**PASSAGE PROVIDED**

The issue could be avoided by making sure you have a power of attorney lined up in the case that you have an accident, making your realtor show you comparables to confirm what market value is before transferring. Also, if you have a feeling there may be a conflict of interest always obtain legal counsel or receive a second opinion to determine what your options are.”, explains Berg.

3. Arc Fault Breaker Swap Out Scam

This next fraudulent practice is exposed by Jeff Miller, co-founder of AE Home Group: “Arc fault breaker swap outs are a common scam I’ve seen in the flipping industry. Modern building code requires that electrical boxes contain arc fault breakers as opposed to traditional breakers in order to further prevent electrical fires.

While safer, these arc fault breakers can add upwards of $800 to the cost of the renovation. Following the issuance of a use and occupancy permit, some flippers will return to the home and replace these expensive arc fault breakers with the cheaper traditional breakers, adding profit to their bottom line.”, says Miller.

4. Real Estate News: Bait and Switch Scheme

Another fraudulent real estate practice is the “bait and switch” scheme, explained here by Lucas Machado, President of House Heroes: “The scam occurs when a prospective buyer offers an “above market value” price to a home seller. The seller – blown away by the high offer – excitedly signs on the dotted line.

Sadly, the unscrupulous buyer has no intention to purchase the property at this price.

Once the seller signs the contract, the seller may only sell to that buyer for a specified time (weeks to even months) for the buyer’s purported due diligence. When that time ends, the fraudster asks to extend the contract a few weeks to work out closing details. Sounding reasonable, the seller agrees to the extension blinded by the high offer.”, warns Machado.

“There are two impacts on the seller. The seller keeps paying taxes, maintenance, utilities, insurance and develops an emotional commitment to sell.

Here’s what happens in the bait and switch: the buyer comes back to the seller with an excuse as to why this price no longer works, requests  a reduction to below market value, and threatens to cancel if their demand  is not met. Stressed by passage of time and on-going costs, the frustrated  seller agrees to the reduction.”

**DATA SHOWN**
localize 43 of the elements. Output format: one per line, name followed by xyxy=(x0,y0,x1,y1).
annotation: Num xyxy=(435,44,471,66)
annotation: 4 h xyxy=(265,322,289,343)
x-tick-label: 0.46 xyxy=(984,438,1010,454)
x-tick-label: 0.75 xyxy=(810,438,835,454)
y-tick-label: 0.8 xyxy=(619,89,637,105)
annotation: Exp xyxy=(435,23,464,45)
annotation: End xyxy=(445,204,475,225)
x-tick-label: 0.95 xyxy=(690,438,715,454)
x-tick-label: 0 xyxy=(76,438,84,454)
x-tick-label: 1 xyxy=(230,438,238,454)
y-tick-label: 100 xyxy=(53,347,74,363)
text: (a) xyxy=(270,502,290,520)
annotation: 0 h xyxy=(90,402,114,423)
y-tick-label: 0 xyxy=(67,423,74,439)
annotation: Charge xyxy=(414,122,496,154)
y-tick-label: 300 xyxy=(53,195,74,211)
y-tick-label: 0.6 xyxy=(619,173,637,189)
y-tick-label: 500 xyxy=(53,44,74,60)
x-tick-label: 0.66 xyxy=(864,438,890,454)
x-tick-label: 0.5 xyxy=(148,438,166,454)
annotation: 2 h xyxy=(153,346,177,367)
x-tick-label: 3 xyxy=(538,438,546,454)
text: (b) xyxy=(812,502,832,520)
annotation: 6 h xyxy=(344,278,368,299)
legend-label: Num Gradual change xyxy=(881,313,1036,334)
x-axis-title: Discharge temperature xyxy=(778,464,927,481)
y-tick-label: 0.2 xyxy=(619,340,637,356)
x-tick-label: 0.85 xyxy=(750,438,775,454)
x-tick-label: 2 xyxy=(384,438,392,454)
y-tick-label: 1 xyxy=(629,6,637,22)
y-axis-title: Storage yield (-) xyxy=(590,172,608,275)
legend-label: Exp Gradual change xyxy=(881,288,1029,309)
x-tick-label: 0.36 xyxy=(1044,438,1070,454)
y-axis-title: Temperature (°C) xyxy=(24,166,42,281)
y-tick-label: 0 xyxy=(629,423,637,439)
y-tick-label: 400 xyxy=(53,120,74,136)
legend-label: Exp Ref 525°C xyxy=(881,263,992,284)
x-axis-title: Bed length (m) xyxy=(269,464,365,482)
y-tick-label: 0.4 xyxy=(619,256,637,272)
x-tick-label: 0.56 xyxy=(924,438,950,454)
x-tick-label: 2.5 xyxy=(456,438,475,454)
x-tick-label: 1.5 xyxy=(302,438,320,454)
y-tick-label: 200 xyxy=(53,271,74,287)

**PROBLEMS AND TASKS**
- A) In the passage on real estate scams, how much can arc fault breakers add to the cost of a renovation?
- B) Decide whether each statement agrees with the passage on real estate scams, answering yes or no and quoting the words from the passage that settle it: (i) Jeff Miller is a co-founder of AE Home Group. (ii) Flippers replace the arc fault breakers before the use and occupancy permit is issued. (iii) In the bait and switch scheme, the buyer intends to purchase the property at the offered price.
- C) Using the passage on real estate scams, explain why the seller in the bait and switch scheme agrees to reduce the price below market value.

**RESULTS OF THE EXERCISE**
- A) They can add upwards of $800.

- B)
(i) Yes: "Jeff Miller, co-founder of AE Home Group."
(ii) No: "Following the issuance of a use and occupancy permit, some flippers will return to the home and replace these expensive arc fault breakers."
(iii) No: "the unscrupulous buyer has no intention to purchase the property at this price."

- C) The seller has been tied to the buyer through the contract and its extension while continuing to pay taxes, maintenance, utilities and insurance, and has developed an emotional commitment to sell. Stressed by the passage of time and these ongoing costs, and faced with the buyer's threat to cancel, the frustrated seller agrees to the reduction.